• [Data section]:
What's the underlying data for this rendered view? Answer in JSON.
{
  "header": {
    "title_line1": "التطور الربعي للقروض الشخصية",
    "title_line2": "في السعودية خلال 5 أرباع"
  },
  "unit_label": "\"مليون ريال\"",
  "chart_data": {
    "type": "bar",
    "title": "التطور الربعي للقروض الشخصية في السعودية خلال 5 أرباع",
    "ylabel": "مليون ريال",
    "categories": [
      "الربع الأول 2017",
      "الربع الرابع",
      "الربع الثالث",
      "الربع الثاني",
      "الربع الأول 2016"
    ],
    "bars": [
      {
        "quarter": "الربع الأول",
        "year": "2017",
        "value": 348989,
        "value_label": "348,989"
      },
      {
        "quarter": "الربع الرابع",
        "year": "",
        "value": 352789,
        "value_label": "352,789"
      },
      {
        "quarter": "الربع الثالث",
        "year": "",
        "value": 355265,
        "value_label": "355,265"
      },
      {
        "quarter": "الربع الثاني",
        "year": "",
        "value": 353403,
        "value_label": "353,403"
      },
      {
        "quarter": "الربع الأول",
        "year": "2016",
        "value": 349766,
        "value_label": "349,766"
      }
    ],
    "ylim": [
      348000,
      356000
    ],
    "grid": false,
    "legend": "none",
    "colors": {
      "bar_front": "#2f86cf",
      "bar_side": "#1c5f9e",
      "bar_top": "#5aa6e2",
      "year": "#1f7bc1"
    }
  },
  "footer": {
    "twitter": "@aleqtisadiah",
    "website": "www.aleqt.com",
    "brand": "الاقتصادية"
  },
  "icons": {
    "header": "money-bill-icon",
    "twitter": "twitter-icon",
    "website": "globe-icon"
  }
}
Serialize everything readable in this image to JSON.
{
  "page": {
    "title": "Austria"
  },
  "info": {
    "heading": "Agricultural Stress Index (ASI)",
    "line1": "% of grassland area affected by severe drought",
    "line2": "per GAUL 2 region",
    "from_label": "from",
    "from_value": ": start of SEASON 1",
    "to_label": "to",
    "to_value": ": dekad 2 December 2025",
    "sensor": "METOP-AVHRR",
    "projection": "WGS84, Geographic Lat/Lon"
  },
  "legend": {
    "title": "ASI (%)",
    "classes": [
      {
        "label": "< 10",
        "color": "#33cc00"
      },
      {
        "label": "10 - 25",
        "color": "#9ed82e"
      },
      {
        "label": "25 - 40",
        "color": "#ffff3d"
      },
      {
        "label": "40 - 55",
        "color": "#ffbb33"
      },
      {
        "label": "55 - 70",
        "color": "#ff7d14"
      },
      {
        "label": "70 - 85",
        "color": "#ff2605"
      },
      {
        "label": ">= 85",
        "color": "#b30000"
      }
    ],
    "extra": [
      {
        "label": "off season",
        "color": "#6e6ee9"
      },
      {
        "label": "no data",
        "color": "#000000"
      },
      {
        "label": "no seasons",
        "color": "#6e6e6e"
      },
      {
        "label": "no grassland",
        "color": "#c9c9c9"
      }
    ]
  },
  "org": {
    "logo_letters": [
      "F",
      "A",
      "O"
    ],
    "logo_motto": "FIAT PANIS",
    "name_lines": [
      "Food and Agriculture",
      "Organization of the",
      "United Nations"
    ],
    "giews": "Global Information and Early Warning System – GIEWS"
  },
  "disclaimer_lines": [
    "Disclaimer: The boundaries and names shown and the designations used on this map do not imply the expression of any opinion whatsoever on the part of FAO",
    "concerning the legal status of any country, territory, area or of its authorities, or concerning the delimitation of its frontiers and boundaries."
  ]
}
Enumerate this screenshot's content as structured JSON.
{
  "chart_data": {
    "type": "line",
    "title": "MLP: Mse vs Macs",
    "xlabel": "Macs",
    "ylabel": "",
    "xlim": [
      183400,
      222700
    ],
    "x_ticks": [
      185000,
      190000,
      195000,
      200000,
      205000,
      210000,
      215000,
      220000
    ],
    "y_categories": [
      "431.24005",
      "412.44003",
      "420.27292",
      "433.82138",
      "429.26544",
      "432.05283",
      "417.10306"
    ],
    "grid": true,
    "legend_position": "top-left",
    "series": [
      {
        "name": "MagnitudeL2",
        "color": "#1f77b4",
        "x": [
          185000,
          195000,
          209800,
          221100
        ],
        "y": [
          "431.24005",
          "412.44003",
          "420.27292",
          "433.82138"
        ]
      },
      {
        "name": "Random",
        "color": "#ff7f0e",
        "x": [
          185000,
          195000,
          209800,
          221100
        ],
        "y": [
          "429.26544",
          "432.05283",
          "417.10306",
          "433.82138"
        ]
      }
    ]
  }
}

• [The task]:
Repeat exactly the lines from the line containing "Enumerate this screenshot's" through the end of the listing above; both boundary lines are part of the output.

• [Answer in full]:
Enumerate this screenshot's content as structured JSON.
{
  "chart_data": {
    "type": "line",
    "title": "MLP: Mse vs Macs",
    "xlabel": "Macs",
    "ylabel": "",
    "xlim": [
      183400,
      222700
    ],
    "x_ticks": [
      185000,
      190000,
      195000,
      200000,
      205000,
      210000,
      215000,
      220000
    ],
    "y_categories": [
      "431.24005",
      "412.44003",
      "420.27292",
      "433.82138",
      "429.26544",
      "432.05283",
      "417.10306"
    ],
    "grid": true,
    "legend_position": "top-left",
    "series": [
      {
        "name": "MagnitudeL2",
        "color": "#1f77b4",
        "x": [
          185000,
          195000,
          209800,
          221100
        ],
        "y": [
          "431.24005",
          "412.44003",
          "420.27292",
          "433.82138"
        ]
      },
      {
        "name": "Random",
        "color": "#ff7f0e",
        "x": [
          185000,
          195000,
          209800,
          221100
        ],
        "y": [
          "429.26544",
          "432.05283",
          "417.10306",
          "433.82138"
        ]
      }
    ]
  }
}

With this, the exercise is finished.